Dataset entries on figures
* begin *

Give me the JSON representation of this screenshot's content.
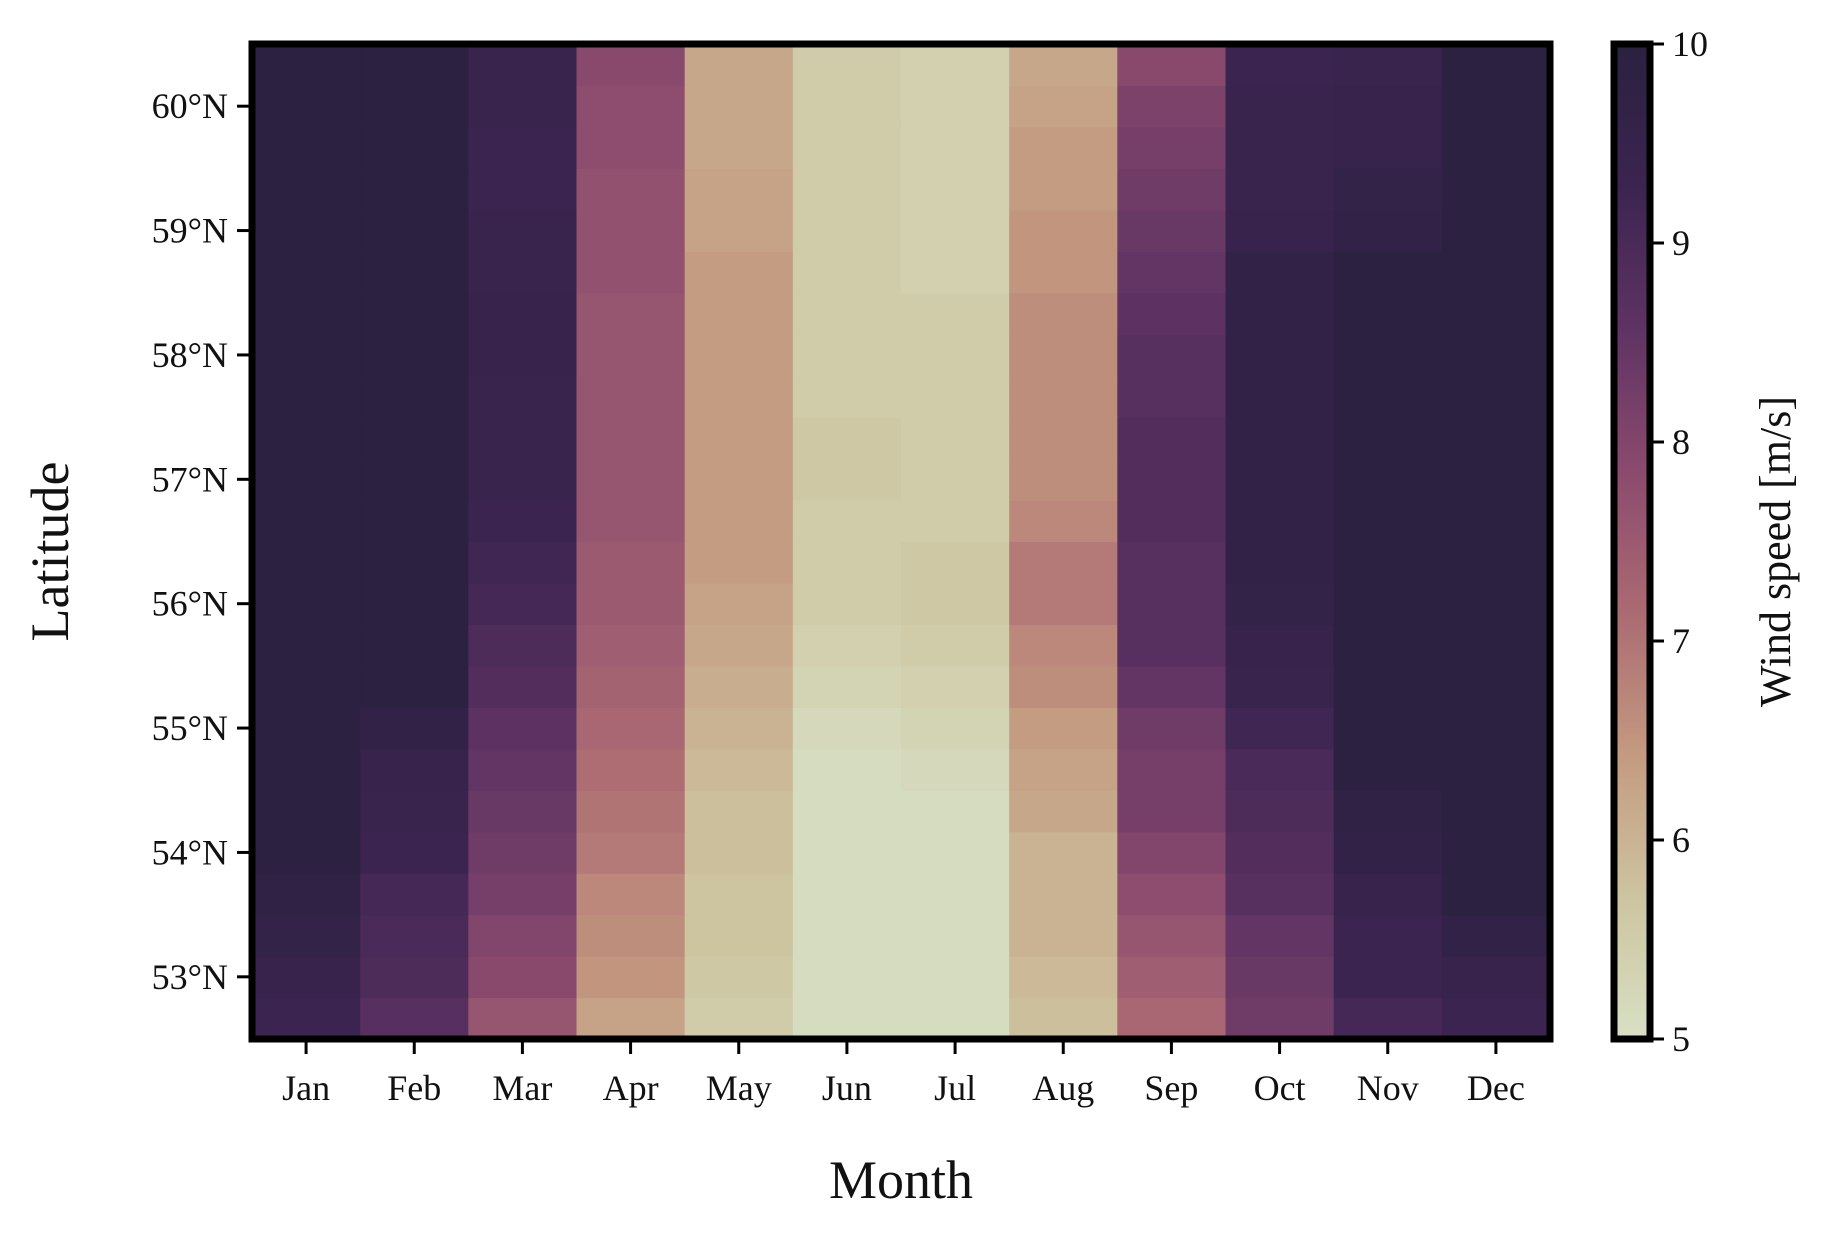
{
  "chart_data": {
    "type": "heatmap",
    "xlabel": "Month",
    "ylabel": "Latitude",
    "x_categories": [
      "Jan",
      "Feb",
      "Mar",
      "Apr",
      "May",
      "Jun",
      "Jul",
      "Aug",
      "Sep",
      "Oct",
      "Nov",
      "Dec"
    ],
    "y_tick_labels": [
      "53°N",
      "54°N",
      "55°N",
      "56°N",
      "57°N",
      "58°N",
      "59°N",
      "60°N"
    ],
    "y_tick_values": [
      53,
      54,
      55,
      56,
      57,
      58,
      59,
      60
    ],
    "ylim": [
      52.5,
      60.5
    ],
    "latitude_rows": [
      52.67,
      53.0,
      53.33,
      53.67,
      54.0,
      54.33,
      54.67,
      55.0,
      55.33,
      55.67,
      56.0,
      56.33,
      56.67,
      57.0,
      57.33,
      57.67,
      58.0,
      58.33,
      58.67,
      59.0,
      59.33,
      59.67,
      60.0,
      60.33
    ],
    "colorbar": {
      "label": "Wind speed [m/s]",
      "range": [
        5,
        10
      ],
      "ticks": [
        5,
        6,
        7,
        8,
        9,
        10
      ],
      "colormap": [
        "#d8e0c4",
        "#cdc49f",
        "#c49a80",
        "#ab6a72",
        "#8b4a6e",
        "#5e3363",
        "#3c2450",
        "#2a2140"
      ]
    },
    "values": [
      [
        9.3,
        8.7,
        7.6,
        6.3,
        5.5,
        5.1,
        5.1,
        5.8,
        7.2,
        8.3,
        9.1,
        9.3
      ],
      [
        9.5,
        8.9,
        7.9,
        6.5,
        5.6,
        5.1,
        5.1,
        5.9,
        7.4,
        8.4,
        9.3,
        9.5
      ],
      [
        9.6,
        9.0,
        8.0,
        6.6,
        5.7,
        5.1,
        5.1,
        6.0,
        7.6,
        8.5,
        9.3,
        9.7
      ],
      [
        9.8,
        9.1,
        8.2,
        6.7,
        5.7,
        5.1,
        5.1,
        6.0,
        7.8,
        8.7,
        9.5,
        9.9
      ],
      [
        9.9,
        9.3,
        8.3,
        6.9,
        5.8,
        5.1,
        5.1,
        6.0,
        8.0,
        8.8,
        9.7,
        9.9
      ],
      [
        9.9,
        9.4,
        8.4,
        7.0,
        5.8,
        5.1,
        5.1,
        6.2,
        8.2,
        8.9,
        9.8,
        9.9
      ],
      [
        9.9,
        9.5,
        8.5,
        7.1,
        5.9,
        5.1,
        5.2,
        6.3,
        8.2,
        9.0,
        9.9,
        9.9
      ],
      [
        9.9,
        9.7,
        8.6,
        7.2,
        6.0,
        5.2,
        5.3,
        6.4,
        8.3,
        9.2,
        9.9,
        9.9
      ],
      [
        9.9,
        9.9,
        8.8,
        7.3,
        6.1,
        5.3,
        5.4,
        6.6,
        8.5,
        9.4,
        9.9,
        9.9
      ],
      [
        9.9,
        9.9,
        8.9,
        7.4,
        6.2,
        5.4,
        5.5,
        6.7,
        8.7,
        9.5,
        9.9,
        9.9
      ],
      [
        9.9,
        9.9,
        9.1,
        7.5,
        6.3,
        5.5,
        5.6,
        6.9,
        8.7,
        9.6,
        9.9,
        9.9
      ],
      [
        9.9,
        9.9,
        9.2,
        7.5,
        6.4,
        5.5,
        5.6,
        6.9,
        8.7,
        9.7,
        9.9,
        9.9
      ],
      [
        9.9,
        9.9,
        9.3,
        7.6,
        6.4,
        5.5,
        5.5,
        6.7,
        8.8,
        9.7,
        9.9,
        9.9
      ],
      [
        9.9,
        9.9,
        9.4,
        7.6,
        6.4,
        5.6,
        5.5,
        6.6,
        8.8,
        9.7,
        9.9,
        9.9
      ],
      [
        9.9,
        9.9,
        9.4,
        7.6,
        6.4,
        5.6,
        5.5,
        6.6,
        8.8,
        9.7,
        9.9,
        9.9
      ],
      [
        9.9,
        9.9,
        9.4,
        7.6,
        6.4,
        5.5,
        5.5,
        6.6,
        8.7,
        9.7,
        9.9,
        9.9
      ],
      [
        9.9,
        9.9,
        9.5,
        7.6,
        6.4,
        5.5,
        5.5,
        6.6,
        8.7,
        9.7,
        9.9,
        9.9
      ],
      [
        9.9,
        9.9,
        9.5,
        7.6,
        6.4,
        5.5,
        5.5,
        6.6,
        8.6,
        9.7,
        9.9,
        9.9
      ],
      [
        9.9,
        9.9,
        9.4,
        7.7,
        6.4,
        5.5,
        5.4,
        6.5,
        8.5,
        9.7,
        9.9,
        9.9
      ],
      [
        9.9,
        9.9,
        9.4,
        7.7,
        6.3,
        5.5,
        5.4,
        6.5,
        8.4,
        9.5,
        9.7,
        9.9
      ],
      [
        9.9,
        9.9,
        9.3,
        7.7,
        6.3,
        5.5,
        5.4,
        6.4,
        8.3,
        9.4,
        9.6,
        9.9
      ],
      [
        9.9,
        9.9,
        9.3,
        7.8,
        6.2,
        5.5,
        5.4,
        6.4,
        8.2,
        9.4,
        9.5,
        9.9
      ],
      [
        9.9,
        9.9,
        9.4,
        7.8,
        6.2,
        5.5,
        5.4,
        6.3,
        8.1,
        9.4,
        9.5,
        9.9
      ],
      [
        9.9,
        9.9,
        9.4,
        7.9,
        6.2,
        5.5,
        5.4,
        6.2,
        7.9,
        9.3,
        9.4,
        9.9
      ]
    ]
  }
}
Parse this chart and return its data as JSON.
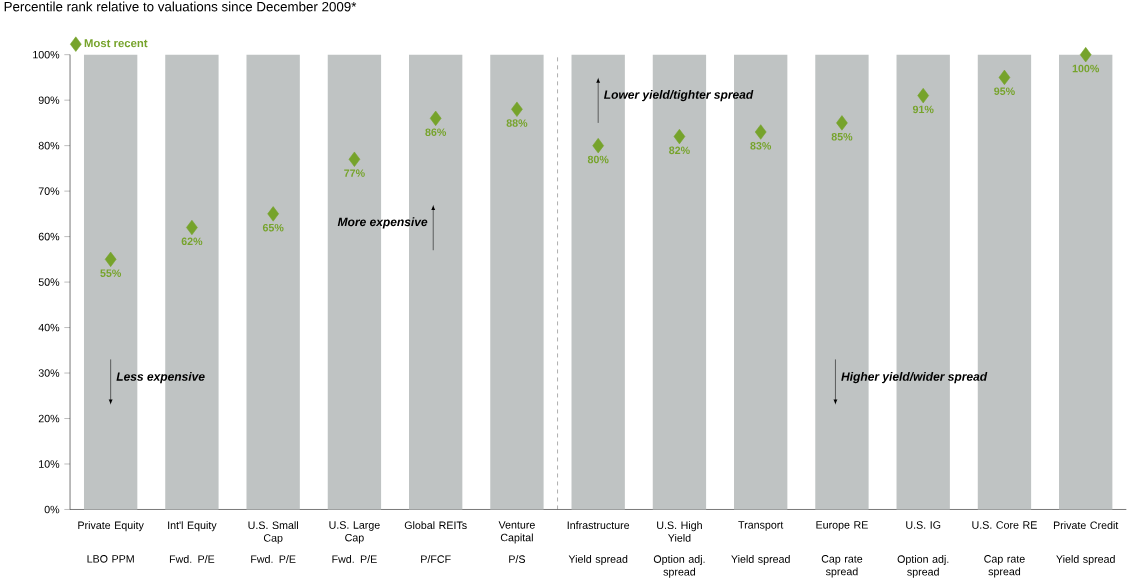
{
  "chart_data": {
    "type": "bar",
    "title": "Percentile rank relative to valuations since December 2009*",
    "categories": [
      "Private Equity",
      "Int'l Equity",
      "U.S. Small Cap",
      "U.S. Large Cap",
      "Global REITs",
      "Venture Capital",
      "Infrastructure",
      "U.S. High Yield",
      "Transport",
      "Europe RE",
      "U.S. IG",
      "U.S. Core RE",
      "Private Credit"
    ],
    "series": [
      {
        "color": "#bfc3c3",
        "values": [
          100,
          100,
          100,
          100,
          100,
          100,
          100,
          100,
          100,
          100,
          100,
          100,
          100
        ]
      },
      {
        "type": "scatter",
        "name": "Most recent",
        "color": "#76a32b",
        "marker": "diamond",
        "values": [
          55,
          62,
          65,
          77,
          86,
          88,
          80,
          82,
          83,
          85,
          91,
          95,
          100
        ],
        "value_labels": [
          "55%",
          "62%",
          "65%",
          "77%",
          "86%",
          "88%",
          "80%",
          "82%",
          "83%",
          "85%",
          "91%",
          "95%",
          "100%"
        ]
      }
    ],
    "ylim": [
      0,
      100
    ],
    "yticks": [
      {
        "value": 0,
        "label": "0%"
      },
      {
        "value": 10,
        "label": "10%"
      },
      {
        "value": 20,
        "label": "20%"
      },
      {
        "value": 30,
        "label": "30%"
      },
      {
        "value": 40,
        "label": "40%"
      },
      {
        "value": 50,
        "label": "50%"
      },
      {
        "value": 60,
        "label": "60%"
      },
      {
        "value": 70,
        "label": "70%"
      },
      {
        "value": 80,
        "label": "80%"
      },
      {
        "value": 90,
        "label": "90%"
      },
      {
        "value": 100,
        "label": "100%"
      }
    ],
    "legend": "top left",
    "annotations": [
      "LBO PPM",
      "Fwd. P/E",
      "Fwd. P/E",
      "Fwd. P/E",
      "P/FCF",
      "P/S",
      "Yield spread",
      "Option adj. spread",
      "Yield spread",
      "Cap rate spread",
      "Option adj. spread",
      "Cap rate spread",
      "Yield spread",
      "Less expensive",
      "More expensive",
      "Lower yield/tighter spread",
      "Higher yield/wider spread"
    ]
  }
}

* end *

Copy out every line of the listing that contains the string "JSON".

Give me the JSON representation of this screenshot's content.
Parse this chart and return its data as JSON.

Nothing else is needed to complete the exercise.